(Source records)
• • • • • • •
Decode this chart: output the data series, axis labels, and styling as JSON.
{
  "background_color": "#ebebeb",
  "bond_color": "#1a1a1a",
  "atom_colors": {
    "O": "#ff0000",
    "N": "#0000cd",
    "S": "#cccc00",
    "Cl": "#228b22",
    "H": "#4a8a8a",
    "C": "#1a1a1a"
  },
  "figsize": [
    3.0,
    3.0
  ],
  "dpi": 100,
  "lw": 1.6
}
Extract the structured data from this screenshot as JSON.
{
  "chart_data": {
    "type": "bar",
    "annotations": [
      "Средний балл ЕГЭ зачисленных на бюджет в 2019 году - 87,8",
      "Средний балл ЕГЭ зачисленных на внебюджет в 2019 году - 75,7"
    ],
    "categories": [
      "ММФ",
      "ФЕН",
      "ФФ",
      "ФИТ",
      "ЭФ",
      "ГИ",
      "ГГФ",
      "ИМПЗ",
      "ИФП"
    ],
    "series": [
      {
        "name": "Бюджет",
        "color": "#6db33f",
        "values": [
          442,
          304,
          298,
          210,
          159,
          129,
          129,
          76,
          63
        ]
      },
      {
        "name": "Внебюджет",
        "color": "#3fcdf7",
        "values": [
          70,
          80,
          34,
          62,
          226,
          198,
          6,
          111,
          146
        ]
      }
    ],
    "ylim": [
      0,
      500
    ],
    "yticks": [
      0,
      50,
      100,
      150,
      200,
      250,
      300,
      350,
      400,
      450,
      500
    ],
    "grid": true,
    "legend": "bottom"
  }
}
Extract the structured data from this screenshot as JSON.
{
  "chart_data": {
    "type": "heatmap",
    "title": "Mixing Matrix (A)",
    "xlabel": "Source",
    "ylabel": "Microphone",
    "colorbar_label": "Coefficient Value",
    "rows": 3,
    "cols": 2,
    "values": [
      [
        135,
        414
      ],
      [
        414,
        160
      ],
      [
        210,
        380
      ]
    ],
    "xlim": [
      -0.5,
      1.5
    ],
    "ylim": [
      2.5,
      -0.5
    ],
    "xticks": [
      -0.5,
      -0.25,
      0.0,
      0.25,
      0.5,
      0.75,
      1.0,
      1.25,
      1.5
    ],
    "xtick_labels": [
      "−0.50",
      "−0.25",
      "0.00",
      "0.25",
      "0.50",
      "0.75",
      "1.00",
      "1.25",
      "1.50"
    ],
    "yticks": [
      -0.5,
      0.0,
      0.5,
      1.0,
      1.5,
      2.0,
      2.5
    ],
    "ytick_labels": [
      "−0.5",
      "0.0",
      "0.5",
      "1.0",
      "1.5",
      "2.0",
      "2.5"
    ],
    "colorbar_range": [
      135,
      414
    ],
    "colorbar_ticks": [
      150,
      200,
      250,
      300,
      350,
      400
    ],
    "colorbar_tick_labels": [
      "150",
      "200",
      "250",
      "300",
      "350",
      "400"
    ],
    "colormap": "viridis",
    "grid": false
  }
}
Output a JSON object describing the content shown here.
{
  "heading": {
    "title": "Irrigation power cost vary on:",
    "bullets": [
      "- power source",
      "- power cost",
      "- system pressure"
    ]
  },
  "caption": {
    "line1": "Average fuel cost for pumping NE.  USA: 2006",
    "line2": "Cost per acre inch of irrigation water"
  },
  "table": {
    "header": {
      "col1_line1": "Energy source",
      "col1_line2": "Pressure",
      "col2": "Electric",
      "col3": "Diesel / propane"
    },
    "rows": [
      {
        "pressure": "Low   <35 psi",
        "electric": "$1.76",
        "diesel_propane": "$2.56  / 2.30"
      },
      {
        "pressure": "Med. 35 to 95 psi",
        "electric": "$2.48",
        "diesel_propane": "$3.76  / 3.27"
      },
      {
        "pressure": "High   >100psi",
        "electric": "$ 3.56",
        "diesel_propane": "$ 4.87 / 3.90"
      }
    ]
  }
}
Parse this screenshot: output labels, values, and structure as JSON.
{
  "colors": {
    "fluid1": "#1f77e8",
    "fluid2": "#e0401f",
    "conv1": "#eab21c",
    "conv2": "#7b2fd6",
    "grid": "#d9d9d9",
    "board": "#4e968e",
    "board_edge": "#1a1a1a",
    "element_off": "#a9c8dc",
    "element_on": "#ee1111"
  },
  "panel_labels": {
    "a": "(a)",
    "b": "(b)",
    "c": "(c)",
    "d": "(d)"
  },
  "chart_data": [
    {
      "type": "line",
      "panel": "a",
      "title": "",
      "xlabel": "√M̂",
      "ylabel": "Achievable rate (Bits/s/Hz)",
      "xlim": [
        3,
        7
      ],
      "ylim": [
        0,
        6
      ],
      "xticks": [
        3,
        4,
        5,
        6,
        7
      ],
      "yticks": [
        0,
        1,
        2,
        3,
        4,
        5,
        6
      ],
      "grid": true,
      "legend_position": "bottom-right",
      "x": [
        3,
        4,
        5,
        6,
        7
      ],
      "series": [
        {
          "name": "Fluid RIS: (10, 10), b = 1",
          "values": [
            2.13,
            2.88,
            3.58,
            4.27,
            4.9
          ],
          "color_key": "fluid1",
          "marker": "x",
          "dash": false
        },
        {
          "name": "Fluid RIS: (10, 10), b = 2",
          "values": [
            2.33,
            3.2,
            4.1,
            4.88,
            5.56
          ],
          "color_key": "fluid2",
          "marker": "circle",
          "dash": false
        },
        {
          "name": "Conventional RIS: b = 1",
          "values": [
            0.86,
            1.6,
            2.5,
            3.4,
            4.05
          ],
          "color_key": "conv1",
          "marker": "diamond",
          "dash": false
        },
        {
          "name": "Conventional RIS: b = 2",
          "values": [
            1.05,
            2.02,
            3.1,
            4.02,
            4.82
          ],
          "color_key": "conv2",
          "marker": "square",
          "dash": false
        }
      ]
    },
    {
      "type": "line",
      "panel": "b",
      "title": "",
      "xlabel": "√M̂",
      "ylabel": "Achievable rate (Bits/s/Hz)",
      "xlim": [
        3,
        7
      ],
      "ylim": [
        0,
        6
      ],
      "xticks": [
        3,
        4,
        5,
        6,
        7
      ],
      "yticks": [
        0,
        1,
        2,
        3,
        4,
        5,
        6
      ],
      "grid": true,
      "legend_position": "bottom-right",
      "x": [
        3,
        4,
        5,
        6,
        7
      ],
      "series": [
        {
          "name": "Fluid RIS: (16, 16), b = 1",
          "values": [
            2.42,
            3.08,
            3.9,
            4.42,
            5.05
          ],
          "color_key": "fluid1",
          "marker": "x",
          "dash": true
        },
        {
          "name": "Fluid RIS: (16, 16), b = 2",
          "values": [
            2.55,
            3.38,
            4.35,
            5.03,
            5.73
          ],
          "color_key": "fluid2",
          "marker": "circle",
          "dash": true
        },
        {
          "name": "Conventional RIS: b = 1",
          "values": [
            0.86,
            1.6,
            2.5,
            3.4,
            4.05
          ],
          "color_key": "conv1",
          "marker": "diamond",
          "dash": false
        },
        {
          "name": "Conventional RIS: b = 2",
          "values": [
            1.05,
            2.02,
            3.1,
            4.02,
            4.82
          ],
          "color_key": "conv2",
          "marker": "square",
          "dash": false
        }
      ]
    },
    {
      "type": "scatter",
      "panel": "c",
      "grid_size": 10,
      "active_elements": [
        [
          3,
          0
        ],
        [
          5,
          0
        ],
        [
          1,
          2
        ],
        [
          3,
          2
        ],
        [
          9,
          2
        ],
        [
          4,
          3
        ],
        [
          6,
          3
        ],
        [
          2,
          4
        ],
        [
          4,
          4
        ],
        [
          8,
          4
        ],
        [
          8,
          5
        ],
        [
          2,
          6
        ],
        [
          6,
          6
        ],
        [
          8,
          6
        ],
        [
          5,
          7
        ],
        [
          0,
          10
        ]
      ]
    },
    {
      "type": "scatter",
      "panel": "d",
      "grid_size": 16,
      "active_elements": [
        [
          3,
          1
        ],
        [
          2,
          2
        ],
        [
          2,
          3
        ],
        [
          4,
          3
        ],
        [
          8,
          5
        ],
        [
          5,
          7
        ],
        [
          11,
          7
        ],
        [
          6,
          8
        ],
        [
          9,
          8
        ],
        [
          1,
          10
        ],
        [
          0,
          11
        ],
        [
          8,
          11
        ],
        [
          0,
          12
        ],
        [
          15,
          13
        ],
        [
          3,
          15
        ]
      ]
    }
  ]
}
• • • • • • •
### THE TASK:
Show every line of the listing in which the string "зачисленных" can be found.

### WRITTEN SOLUTION:
      "Средний балл ЕГЭ зачисленных на бюджет в 2019 году - 87,8",
      "Средний балл ЕГЭ зачисленных на внебюджет в 2019 году - 75,7"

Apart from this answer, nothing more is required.